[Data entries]
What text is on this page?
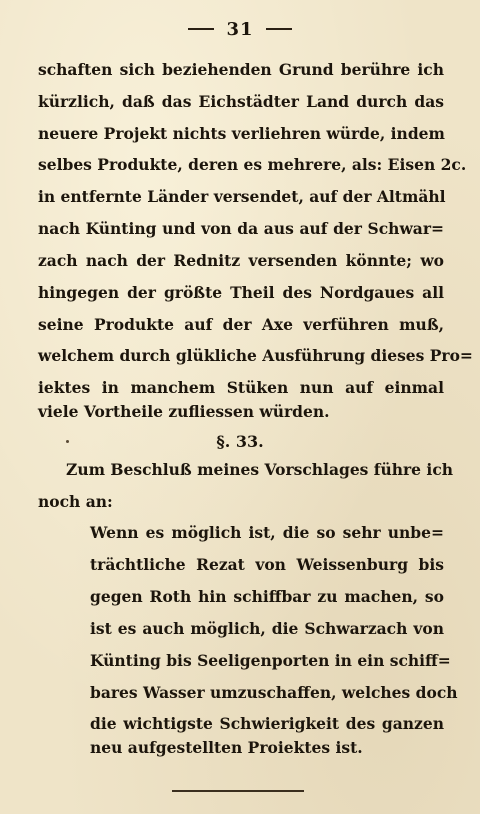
31
schaften sich beziehenden Grund berühre ich
kürzlich, daß das Eichstädter Land durch das
neuere Projekt nichts verliehren würde, indem
selbes Produkte, deren es mehrere, als: Eisen 2c.
in entfernte Länder versendet, auf der Altmähl
nach Künting und von da aus auf der Schwar=
zach nach der Rednitz versenden könnte; wo
hingegen der größte Theil des Nordgaues all
seine Produkte auf der Axe verführen muß,
welchem durch glükliche Ausführung dieses Pro=
iektes in manchem Stüken nun auf einmal
viele Vortheile zufliessen würden.
§. 33.
Zum Beschluß meines Vorschlages führe ich
noch an:
Wenn es möglich ist, die so sehr unbe=
trächtliche Rezat von Weissenburg bis
gegen Roth hin schiffbar zu machen, so
ist es auch möglich, die Schwarzach von
Künting bis Seeligenporten in ein schiff=
bares Wasser umzuschaffen, welches doch
die wichtigste Schwierigkeit des ganzen
neu aufgestellten Proiektes ist.
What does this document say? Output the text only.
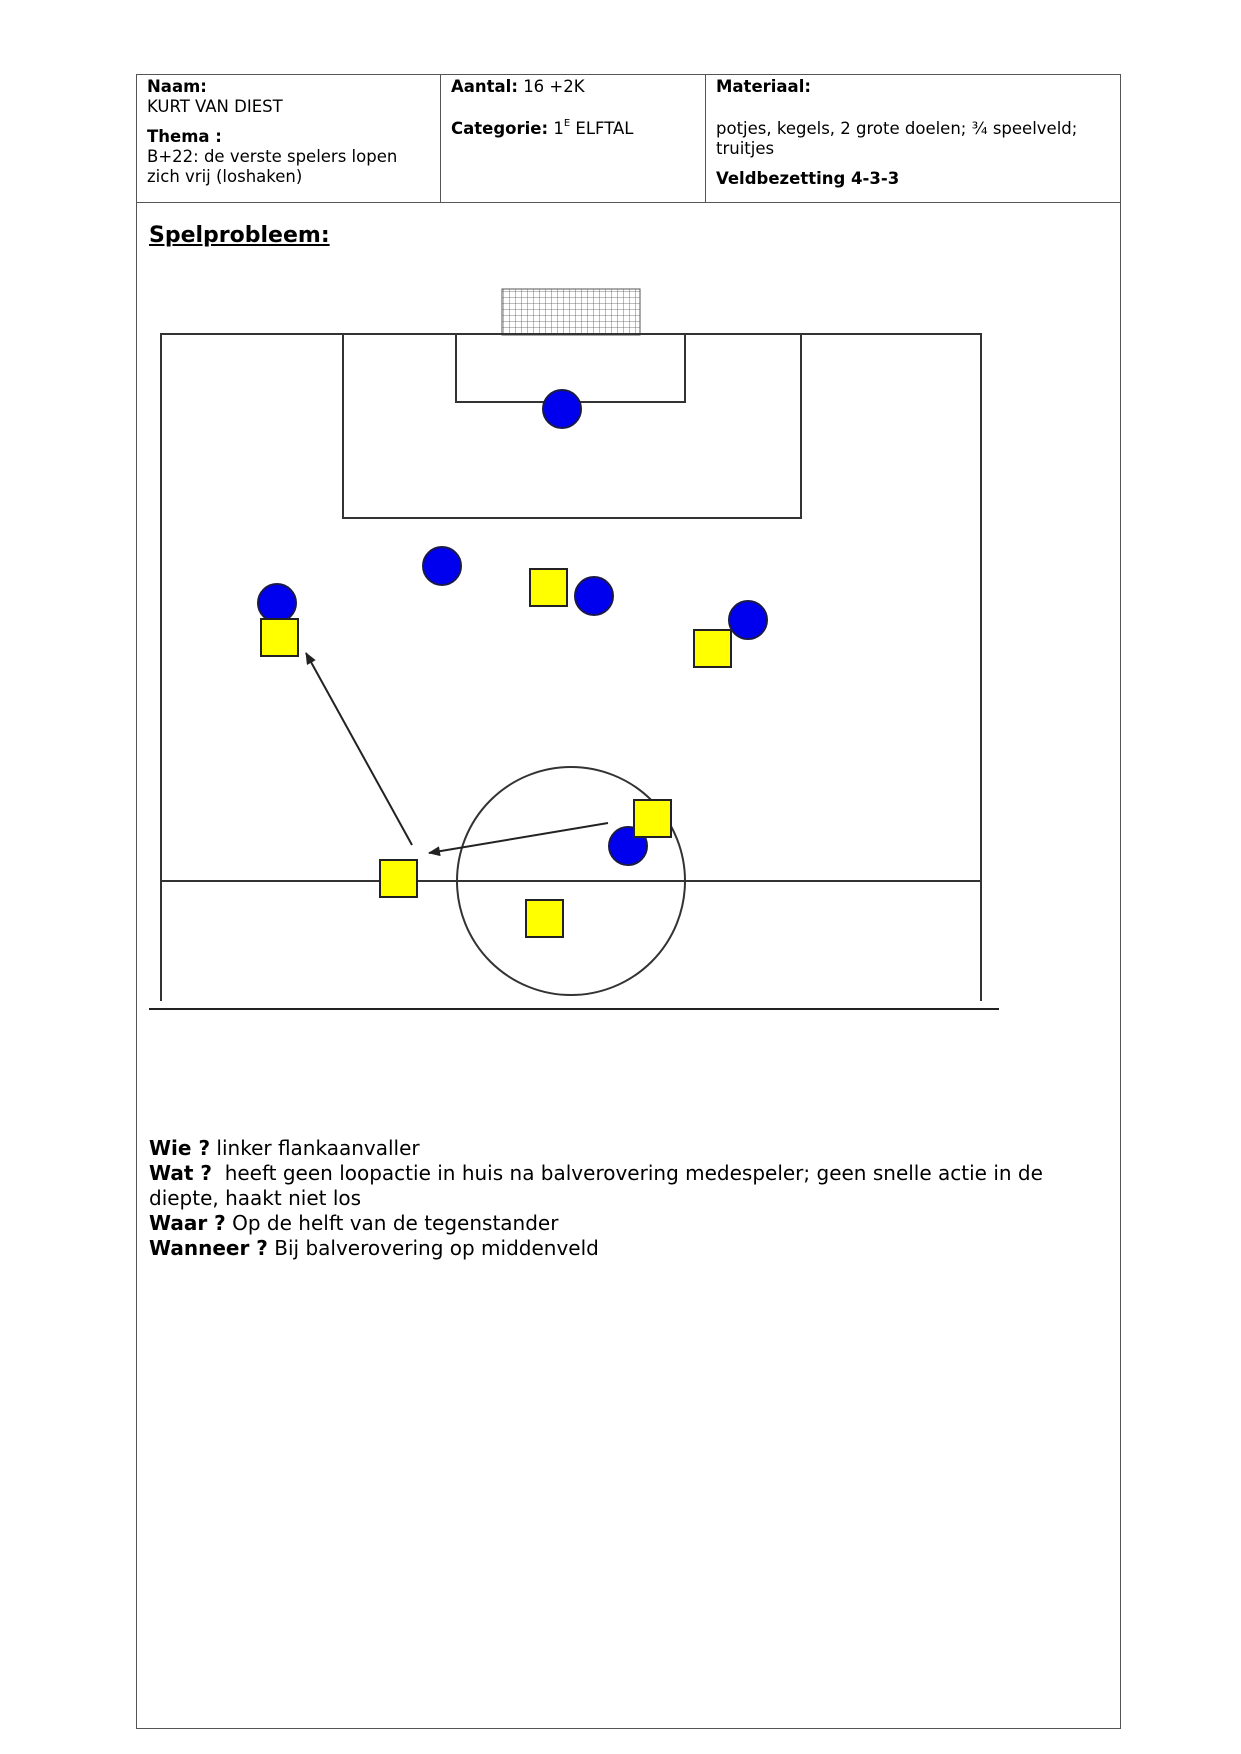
Naam:
KURT VAN DIEST
Thema :
B+22: de verste spelers lopen
zich vrij (loshaken)
Aantal: 16 +2K
Categorie: $1^E$ ELFTAL
Materiaal:
potjes, kegels, 2 grote doelen; ¾ speelveld;
truitjes
Veldbezetting 4-3-3
Spelprobleem:

Wie ? linker flankaanvaller

Wat ? heeft geen loopactie in huis na balverovering medespeler; geen snelle actie in de diepte, haakt niet los

Waar ? Op de helft van de tegenstander

Wanneer ? Bij balverovering op middenveld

- SET PROBLEM:
Pull out every line holding "Künting" from the records above, and copy it.

- TASK OUTPUT:
nach Künting und von da aus auf der Schwar=
Künting bis Seeligenporten in ein schiff=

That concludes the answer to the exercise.